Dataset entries
## begin
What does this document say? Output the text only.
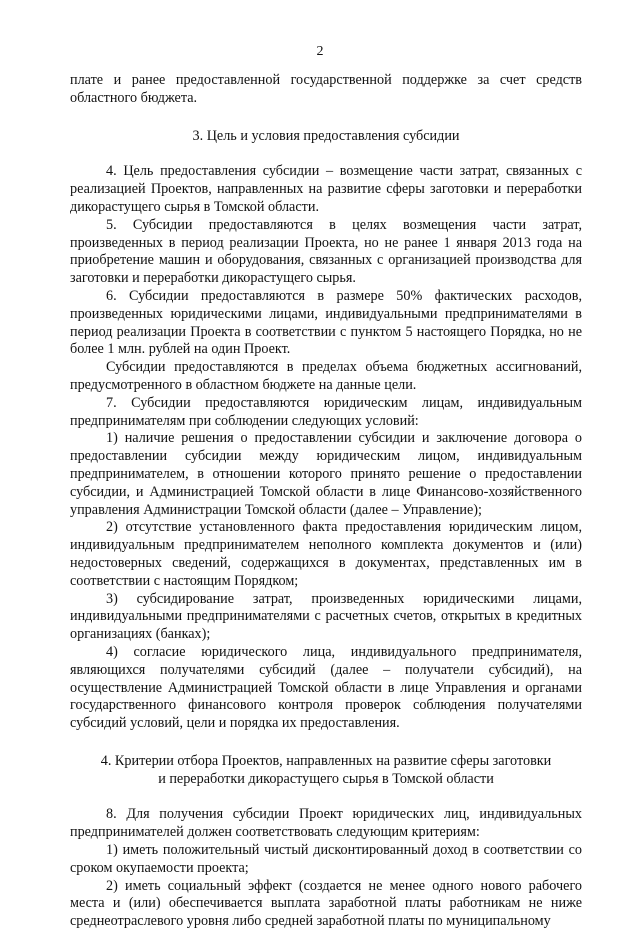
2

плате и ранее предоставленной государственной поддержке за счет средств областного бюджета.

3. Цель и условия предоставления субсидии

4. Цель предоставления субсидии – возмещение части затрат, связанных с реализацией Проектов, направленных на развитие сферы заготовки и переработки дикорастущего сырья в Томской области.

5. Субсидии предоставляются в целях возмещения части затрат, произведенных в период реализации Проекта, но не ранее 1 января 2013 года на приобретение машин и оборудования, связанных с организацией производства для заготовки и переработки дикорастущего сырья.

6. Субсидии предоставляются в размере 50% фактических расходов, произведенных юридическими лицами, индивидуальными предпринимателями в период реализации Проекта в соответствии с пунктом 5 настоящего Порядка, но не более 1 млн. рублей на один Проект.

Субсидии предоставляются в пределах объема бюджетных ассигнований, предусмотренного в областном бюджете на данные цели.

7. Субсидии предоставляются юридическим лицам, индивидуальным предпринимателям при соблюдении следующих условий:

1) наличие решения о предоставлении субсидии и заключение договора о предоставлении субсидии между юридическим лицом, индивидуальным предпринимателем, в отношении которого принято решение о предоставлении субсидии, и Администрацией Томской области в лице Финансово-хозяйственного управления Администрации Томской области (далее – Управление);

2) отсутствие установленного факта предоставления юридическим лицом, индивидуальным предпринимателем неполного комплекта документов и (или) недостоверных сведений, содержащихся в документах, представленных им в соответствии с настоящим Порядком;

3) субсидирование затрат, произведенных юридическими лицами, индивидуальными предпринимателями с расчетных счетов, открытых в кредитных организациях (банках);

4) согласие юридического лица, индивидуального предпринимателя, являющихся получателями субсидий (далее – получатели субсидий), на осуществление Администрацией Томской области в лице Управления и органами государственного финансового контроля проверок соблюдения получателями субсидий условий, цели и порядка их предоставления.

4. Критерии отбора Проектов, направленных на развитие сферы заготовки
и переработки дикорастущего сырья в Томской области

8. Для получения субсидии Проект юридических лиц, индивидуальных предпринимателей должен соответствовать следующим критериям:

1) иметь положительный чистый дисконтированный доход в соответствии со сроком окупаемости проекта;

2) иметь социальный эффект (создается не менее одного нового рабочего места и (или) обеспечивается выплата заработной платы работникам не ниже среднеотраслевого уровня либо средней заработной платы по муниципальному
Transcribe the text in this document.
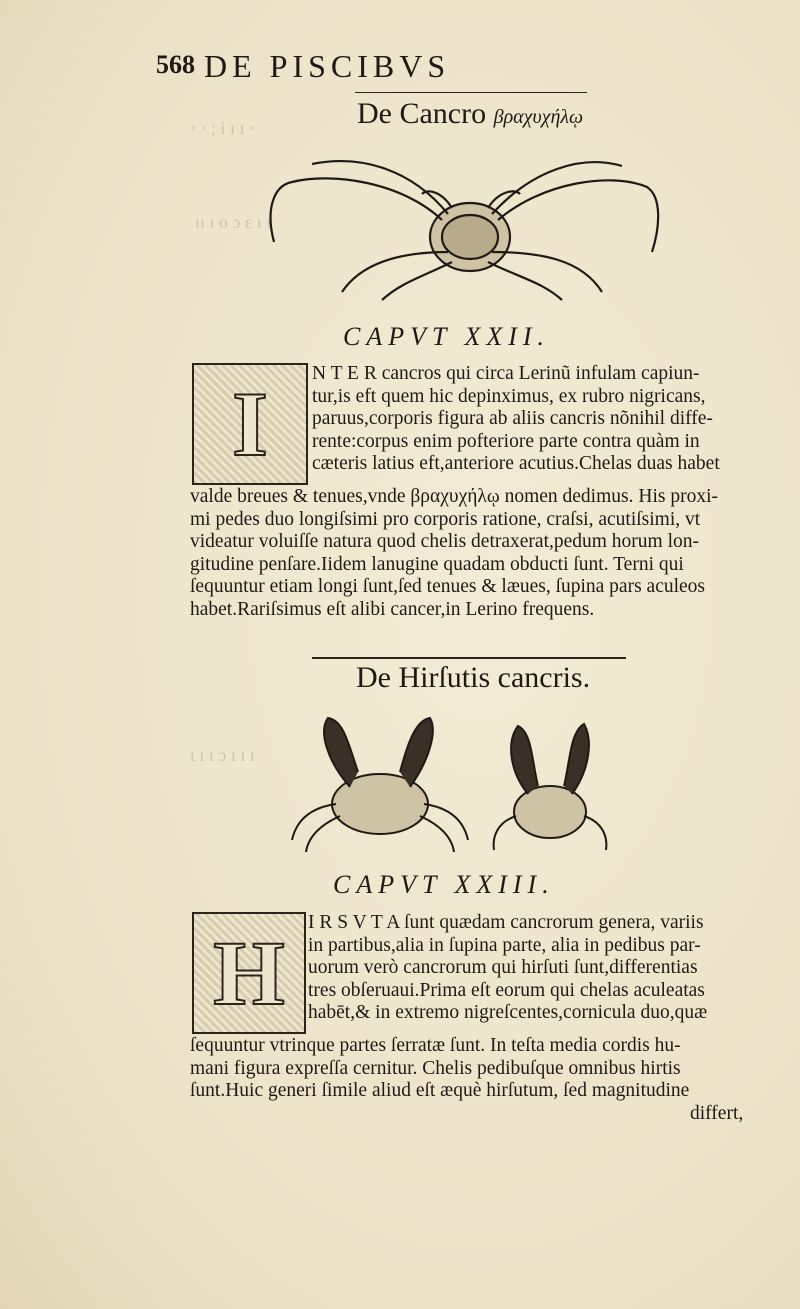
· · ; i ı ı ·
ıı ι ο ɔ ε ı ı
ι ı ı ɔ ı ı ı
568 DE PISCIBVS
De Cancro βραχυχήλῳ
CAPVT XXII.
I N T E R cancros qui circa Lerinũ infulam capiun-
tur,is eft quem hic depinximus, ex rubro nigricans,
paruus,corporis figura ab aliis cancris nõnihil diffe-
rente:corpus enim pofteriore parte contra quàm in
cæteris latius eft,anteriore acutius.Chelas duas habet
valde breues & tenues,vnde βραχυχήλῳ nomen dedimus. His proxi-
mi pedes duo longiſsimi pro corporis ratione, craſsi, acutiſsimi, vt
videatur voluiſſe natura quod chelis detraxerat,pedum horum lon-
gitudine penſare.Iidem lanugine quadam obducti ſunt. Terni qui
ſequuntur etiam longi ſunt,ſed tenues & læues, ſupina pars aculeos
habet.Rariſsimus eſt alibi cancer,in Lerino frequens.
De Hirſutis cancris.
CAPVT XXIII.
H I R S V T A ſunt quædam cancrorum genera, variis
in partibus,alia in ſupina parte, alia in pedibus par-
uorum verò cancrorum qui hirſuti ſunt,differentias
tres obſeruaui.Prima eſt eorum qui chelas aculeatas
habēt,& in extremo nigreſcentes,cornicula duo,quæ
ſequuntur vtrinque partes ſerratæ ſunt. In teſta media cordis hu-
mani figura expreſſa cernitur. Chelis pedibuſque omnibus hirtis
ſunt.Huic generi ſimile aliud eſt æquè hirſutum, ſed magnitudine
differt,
## end
#### Goal of the exercise
From the entries above, output every line exactly and omit any image.

#### Answer for this exercise
What does this document say? Output the text only.
2

плате и ранее предоставленной государственной поддержке за счет средств областного бюджета.

3. Цель и условия предоставления субсидии

4. Цель предоставления субсидии – возмещение части затрат, связанных с реализацией Проектов, направленных на развитие сферы заготовки и переработки дикорастущего сырья в Томской области.

5. Субсидии предоставляются в целях возмещения части затрат, произведенных в период реализации Проекта, но не ранее 1 января 2013 года на приобретение машин и оборудования, связанных с организацией производства для заготовки и переработки дикорастущего сырья.

6. Субсидии предоставляются в размере 50% фактических расходов, произведенных юридическими лицами, индивидуальными предпринимателями в период реализации Проекта в соответствии с пунктом 5 настоящего Порядка, но не более 1 млн. рублей на один Проект.

Субсидии предоставляются в пределах объема бюджетных ассигнований, предусмотренного в областном бюджете на данные цели.

7. Субсидии предоставляются юридическим лицам, индивидуальным предпринимателям при соблюдении следующих условий:

1) наличие решения о предоставлении субсидии и заключение договора о предоставлении субсидии между юридическим лицом, индивидуальным предпринимателем, в отношении которого принято решение о предоставлении субсидии, и Администрацией Томской области в лице Финансово-хозяйственного управления Администрации Томской области (далее – Управление);

2) отсутствие установленного факта предоставления юридическим лицом, индивидуальным предпринимателем неполного комплекта документов и (или) недостоверных сведений, содержащихся в документах, представленных им в соответствии с настоящим Порядком;

3) субсидирование затрат, произведенных юридическими лицами, индивидуальными предпринимателями с расчетных счетов, открытых в кредитных организациях (банках);

4) согласие юридического лица, индивидуального предпринимателя, являющихся получателями субсидий (далее – получатели субсидий), на осуществление Администрацией Томской области в лице Управления и органами государственного финансового контроля проверок соблюдения получателями субсидий условий, цели и порядка их предоставления.

4. Критерии отбора Проектов, направленных на развитие сферы заготовки
и переработки дикорастущего сырья в Томской области

8. Для получения субсидии Проект юридических лиц, индивидуальных предпринимателей должен соответствовать следующим критериям:

1) иметь положительный чистый дисконтированный доход в соответствии со сроком окупаемости проекта;

2) иметь социальный эффект (создается не менее одного нового рабочего места и (или) обеспечивается выплата заработной платы работникам не ниже среднеотраслевого уровня либо средней заработной платы по муниципальному
Transcribe the text in this document.
· · ; i ı ı ·
ıı ι ο ɔ ε ı ı
ι ı ı ɔ ı ı ı
568 DE PISCIBVS
De Cancro βραχυχήλῳ
CAPVT XXII.
I N T E R cancros qui circa Lerinũ infulam capiun-
tur,is eft quem hic depinximus, ex rubro nigricans,
paruus,corporis figura ab aliis cancris nõnihil diffe-
rente:corpus enim pofteriore parte contra quàm in
cæteris latius eft,anteriore acutius.Chelas duas habet
valde breues & tenues,vnde βραχυχήλῳ nomen dedimus. His proxi-
mi pedes duo longiſsimi pro corporis ratione, craſsi, acutiſsimi, vt
videatur voluiſſe natura quod chelis detraxerat,pedum horum lon-
gitudine penſare.Iidem lanugine quadam obducti ſunt. Terni qui
ſequuntur etiam longi ſunt,ſed tenues & læues, ſupina pars aculeos
habet.Rariſsimus eſt alibi cancer,in Lerino frequens.
De Hirſutis cancris.
CAPVT XXIII.
H I R S V T A ſunt quædam cancrorum genera, variis
in partibus,alia in ſupina parte, alia in pedibus par-
uorum verò cancrorum qui hirſuti ſunt,differentias
tres obſeruaui.Prima eſt eorum qui chelas aculeatas
habēt,& in extremo nigreſcentes,cornicula duo,quæ
ſequuntur vtrinque partes ſerratæ ſunt. In teſta media cordis hu-
mani figura expreſſa cernitur. Chelis pedibuſque omnibus hirtis
ſunt.Huic generi ſimile aliud eſt æquè hirſutum, ſed magnitudine
differt,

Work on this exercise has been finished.